Figure data in JSON:
· · · · ·

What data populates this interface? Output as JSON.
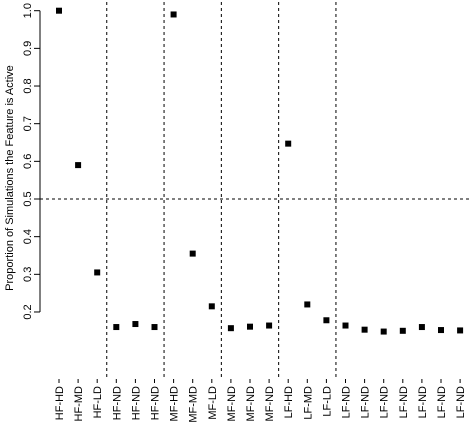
{
  "chart_data": {
    "type": "scatter",
    "title": "",
    "xlabel": "",
    "ylabel": "Proportion of Simulations the Feature is Active",
    "ylim": [
      0.0,
      1.0
    ],
    "yticks": [
      0.2,
      0.3,
      0.4,
      0.5,
      0.6,
      0.7,
      0.8,
      0.9,
      1.0
    ],
    "ytick_labels": [
      "0.2",
      "0.3",
      "0.4",
      "0.5",
      "0.6",
      "0.7",
      "0.8",
      "0.9",
      "1.0"
    ],
    "categories": [
      "HF-HD",
      "HF-MD",
      "HF-LD",
      "HF-ND",
      "HF-ND",
      "HF-ND",
      "MF-HD",
      "MF-MD",
      "MF-LD",
      "MF-ND",
      "MF-ND",
      "MF-ND",
      "LF-HD",
      "LF-MD",
      "LF-LD",
      "LF-ND",
      "LF-ND",
      "LF-ND",
      "LF-ND",
      "LF-ND",
      "LF-ND",
      "LF-ND"
    ],
    "values": [
      1.0,
      0.59,
      0.305,
      0.16,
      0.168,
      0.16,
      0.99,
      0.355,
      0.215,
      0.157,
      0.161,
      0.164,
      0.647,
      0.22,
      0.178,
      0.164,
      0.153,
      0.148,
      0.15,
      0.16,
      0.152,
      0.151
    ],
    "hline": 0.5,
    "group_separators_after_index": [
      2,
      5,
      8,
      11,
      14
    ],
    "marker": "square",
    "marker_color": "#000000",
    "grid": false,
    "legend": "none"
  }
}
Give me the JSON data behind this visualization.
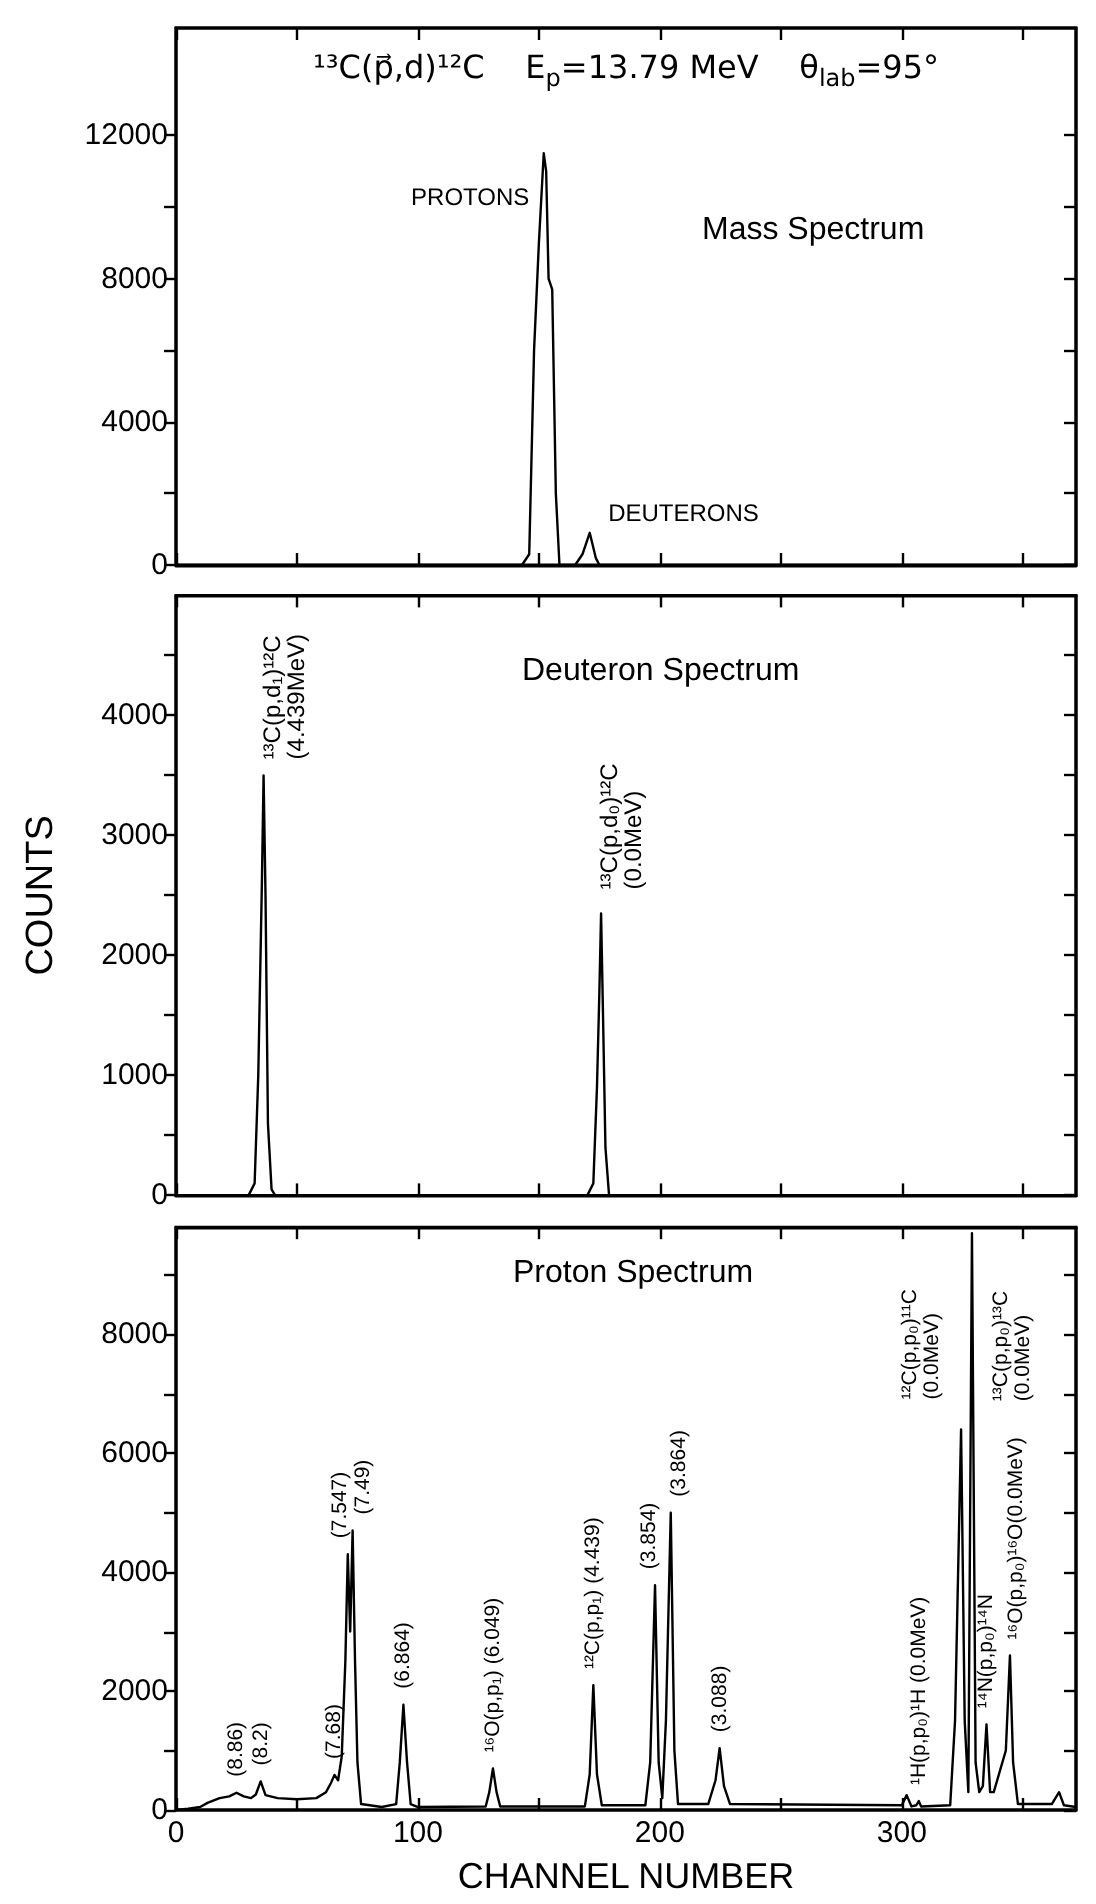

· · · · ·

**AIM OF THE EXERCISE**
Copy out all lines above that include the string "this".

**SOLVED PROBLEM**
What data populates this interface? Output as JSON.
Give me the JSON data behind this visualization.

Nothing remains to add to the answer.